## Recorded data
— Start —

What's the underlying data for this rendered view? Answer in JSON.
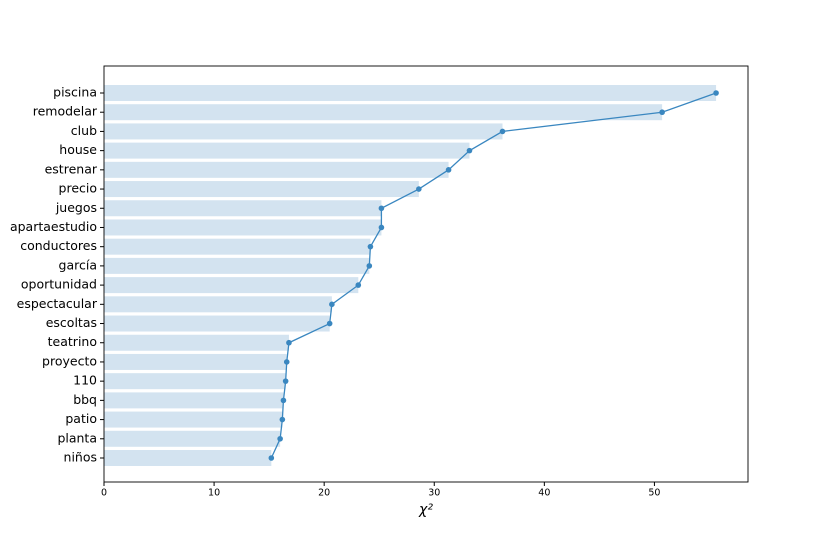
{
  "chart_data": {
    "type": "barh_line",
    "xlabel": "χ²",
    "categories": [
      "piscina",
      "remodelar",
      "club",
      "house",
      "estrenar",
      "precio",
      "juegos",
      "apartaestudio",
      "conductores",
      "garcía",
      "oportunidad",
      "espectacular",
      "escoltas",
      "teatrino",
      "proyecto",
      "110",
      "bbq",
      "patio",
      "planta",
      "niños"
    ],
    "values": [
      55.6,
      50.7,
      36.2,
      33.2,
      31.3,
      28.6,
      25.2,
      25.2,
      24.2,
      24.1,
      23.1,
      20.7,
      20.5,
      16.8,
      16.6,
      16.5,
      16.3,
      16.2,
      16.0,
      15.2
    ],
    "bar_color": "#d3e3f0",
    "line_color": "#3a87c0",
    "xlim": [
      0,
      58.5
    ],
    "xticks": [
      0,
      10,
      20,
      30,
      40,
      50
    ]
  }
}
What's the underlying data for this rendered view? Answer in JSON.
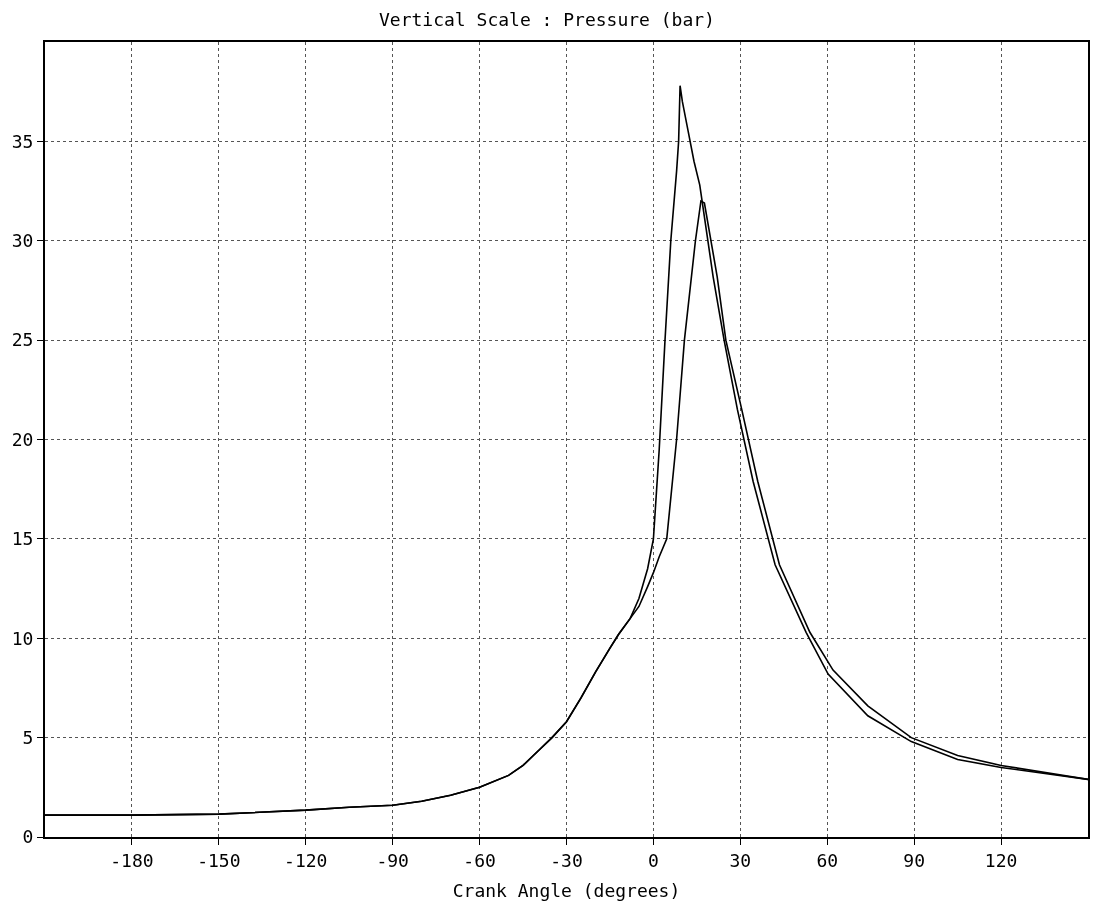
{
  "chart_data": {
    "type": "line",
    "title": "Vertical Scale : Pressure (bar)",
    "xlabel": "Crank Angle (degrees)",
    "xlim": [
      -210,
      150
    ],
    "xticks": [
      -180,
      -150,
      -120,
      -90,
      -60,
      -30,
      0,
      30,
      60,
      90,
      120
    ],
    "ylim": [
      0,
      40
    ],
    "yticks": [
      0,
      5,
      10,
      15,
      20,
      25,
      30,
      35
    ],
    "grid": true,
    "marker": "none",
    "line_style": "solid",
    "series": [
      {
        "color": "#000000",
        "x": [
          -210,
          -180,
          -150,
          -120,
          -105,
          -90,
          -80,
          -70,
          -60,
          -50,
          -45,
          -40,
          -35,
          -30,
          -25,
          -20,
          -15,
          -12,
          -8,
          -5,
          -2,
          0,
          2,
          4,
          6,
          8,
          8.7,
          9.2,
          10,
          12,
          14,
          16,
          20.6,
          24.4,
          29,
          34.4,
          42,
          52.7,
          60.3,
          74,
          89,
          105,
          120,
          150
        ],
        "values": [
          1.1,
          1.1,
          1.15,
          1.35,
          1.5,
          1.6,
          1.8,
          2.1,
          2.5,
          3.1,
          3.6,
          4.3,
          5.0,
          5.8,
          7.0,
          8.3,
          9.5,
          10.2,
          11.0,
          12.0,
          13.5,
          15,
          19.5,
          25,
          30,
          33.5,
          35,
          37.8,
          37,
          35.5,
          34,
          32.8,
          28.2,
          25,
          21.5,
          17.9,
          13.7,
          10.3,
          8.2,
          6.1,
          4.8,
          3.9,
          3.5,
          2.9
        ]
      },
      {
        "color": "#000000",
        "x": [
          -210,
          -180,
          -150,
          -120,
          -105,
          -90,
          -80,
          -70,
          -60,
          -50,
          -45,
          -40,
          -35,
          -30,
          -25,
          -20,
          -15,
          -12,
          -8,
          -5,
          -2,
          0,
          2,
          4.6,
          8,
          10.7,
          14.5,
          16.4,
          17.6,
          22,
          25,
          30.5,
          36,
          43.5,
          54,
          62,
          74,
          89,
          105,
          120,
          150
        ],
        "values": [
          1.1,
          1.1,
          1.15,
          1.35,
          1.5,
          1.6,
          1.8,
          2.1,
          2.5,
          3.1,
          3.6,
          4.3,
          5.0,
          5.8,
          7.0,
          8.3,
          9.5,
          10.2,
          11.0,
          11.6,
          12.6,
          13.3,
          14.1,
          15,
          20,
          25,
          30,
          32,
          31.9,
          28.2,
          25,
          21.5,
          17.9,
          13.7,
          10.3,
          8.4,
          6.6,
          5.0,
          4.1,
          3.6,
          2.9
        ]
      }
    ]
  }
}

— End —

## What to work on
Repeat the data in full and exactly. Omit pictures.

## Complete response
What's the underlying data for this rendered view? Answer in JSON.
{
  "chart_data": {
    "type": "barh_line",
    "xlabel": "χ²",
    "categories": [
      "piscina",
      "remodelar",
      "club",
      "house",
      "estrenar",
      "precio",
      "juegos",
      "apartaestudio",
      "conductores",
      "garcía",
      "oportunidad",
      "espectacular",
      "escoltas",
      "teatrino",
      "proyecto",
      "110",
      "bbq",
      "patio",
      "planta",
      "niños"
    ],
    "values": [
      55.6,
      50.7,
      36.2,
      33.2,
      31.3,
      28.6,
      25.2,
      25.2,
      24.2,
      24.1,
      23.1,
      20.7,
      20.5,
      16.8,
      16.6,
      16.5,
      16.3,
      16.2,
      16.0,
      15.2
    ],
    "bar_color": "#d3e3f0",
    "line_color": "#3a87c0",
    "xlim": [
      0,
      58.5
    ],
    "xticks": [
      0,
      10,
      20,
      30,
      40,
      50
    ]
  }
}
What's the underlying data for this rendered view? Answer in JSON.
{
  "chart_data": {
    "type": "line",
    "title": "Vertical Scale : Pressure (bar)",
    "xlabel": "Crank Angle (degrees)",
    "xlim": [
      -210,
      150
    ],
    "xticks": [
      -180,
      -150,
      -120,
      -90,
      -60,
      -30,
      0,
      30,
      60,
      90,
      120
    ],
    "ylim": [
      0,
      40
    ],
    "yticks": [
      0,
      5,
      10,
      15,
      20,
      25,
      30,
      35
    ],
    "grid": true,
    "marker": "none",
    "line_style": "solid",
    "series": [
      {
        "color": "#000000",
        "x": [
          -210,
          -180,
          -150,
          -120,
          -105,
          -90,
          -80,
          -70,
          -60,
          -50,
          -45,
          -40,
          -35,
          -30,
          -25,
          -20,
          -15,
          -12,
          -8,
          -5,
          -2,
          0,
          2,
          4,
          6,
          8,
          8.7,
          9.2,
          10,
          12,
          14,
          16,
          20.6,
          24.4,
          29,
          34.4,
          42,
          52.7,
          60.3,
          74,
          89,
          105,
          120,
          150
        ],
        "values": [
          1.1,
          1.1,
          1.15,
          1.35,
          1.5,
          1.6,
          1.8,
          2.1,
          2.5,
          3.1,
          3.6,
          4.3,
          5.0,
          5.8,
          7.0,
          8.3,
          9.5,
          10.2,
          11.0,
          12.0,
          13.5,
          15,
          19.5,
          25,
          30,
          33.5,
          35,
          37.8,
          37,
          35.5,
          34,
          32.8,
          28.2,
          25,
          21.5,
          17.9,
          13.7,
          10.3,
          8.2,
          6.1,
          4.8,
          3.9,
          3.5,
          2.9
        ]
      },
      {
        "color": "#000000",
        "x": [
          -210,
          -180,
          -150,
          -120,
          -105,
          -90,
          -80,
          -70,
          -60,
          -50,
          -45,
          -40,
          -35,
          -30,
          -25,
          -20,
          -15,
          -12,
          -8,
          -5,
          -2,
          0,
          2,
          4.6,
          8,
          10.7,
          14.5,
          16.4,
          17.6,
          22,
          25,
          30.5,
          36,
          43.5,
          54,
          62,
          74,
          89,
          105,
          120,
          150
        ],
        "values": [
          1.1,
          1.1,
          1.15,
          1.35,
          1.5,
          1.6,
          1.8,
          2.1,
          2.5,
          3.1,
          3.6,
          4.3,
          5.0,
          5.8,
          7.0,
          8.3,
          9.5,
          10.2,
          11.0,
          11.6,
          12.6,
          13.3,
          14.1,
          15,
          20,
          25,
          30,
          32,
          31.9,
          28.2,
          25,
          21.5,
          17.9,
          13.7,
          10.3,
          8.4,
          6.6,
          5.0,
          4.1,
          3.6,
          2.9
        ]
      }
    ]
  }
}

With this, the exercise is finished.